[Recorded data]
>> start

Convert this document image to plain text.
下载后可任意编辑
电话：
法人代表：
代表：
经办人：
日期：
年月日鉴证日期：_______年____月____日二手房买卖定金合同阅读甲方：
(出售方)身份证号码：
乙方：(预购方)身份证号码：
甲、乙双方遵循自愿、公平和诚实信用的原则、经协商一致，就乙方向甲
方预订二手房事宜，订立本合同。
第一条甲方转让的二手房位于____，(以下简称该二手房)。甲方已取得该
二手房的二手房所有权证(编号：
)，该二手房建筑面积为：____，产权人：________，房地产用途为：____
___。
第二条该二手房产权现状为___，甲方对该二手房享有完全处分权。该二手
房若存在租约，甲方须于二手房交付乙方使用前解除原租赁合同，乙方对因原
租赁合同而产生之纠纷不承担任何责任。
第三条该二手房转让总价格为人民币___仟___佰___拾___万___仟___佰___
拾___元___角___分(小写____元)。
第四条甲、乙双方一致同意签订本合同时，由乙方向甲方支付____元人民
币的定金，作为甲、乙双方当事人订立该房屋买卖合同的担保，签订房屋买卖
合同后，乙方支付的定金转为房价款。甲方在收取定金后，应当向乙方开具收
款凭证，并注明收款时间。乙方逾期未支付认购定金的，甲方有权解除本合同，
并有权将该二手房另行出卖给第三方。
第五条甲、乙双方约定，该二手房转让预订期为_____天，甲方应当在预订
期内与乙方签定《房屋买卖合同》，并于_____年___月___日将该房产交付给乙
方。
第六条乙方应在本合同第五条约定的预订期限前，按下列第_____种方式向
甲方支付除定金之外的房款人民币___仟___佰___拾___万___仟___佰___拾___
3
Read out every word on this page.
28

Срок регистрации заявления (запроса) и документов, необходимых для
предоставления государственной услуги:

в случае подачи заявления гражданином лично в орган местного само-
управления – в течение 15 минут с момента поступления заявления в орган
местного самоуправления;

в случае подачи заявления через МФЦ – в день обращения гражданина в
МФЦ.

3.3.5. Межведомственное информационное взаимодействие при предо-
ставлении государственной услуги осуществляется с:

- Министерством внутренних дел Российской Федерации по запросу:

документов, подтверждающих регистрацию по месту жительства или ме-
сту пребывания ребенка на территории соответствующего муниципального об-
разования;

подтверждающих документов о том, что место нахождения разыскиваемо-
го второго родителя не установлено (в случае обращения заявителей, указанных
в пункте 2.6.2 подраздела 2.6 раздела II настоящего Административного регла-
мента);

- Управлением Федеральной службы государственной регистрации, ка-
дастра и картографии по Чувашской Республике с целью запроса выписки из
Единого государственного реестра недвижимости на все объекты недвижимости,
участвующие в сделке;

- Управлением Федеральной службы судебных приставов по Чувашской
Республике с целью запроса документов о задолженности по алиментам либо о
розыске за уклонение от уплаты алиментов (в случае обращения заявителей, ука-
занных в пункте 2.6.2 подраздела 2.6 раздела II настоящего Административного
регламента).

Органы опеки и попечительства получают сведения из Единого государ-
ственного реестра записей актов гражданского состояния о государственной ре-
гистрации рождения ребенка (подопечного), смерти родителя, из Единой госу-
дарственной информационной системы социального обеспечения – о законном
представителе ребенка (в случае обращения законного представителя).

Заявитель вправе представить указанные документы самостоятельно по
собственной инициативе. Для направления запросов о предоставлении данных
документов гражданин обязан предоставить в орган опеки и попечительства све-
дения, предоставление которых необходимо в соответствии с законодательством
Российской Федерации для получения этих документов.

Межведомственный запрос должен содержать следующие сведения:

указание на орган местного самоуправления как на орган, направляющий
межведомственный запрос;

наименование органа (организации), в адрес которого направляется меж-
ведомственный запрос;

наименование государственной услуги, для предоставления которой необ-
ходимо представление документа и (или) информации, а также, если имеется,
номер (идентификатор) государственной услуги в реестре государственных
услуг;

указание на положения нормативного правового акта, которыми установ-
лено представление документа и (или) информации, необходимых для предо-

>> end

* Request
Gather every line from the listing above in which "Федеральной" appears, and copy those lines.

* Solution for this task
- Управлением Федеральной службы государственной регистрации, ка-
- Управлением Федеральной службы судебных приставов по Чувашской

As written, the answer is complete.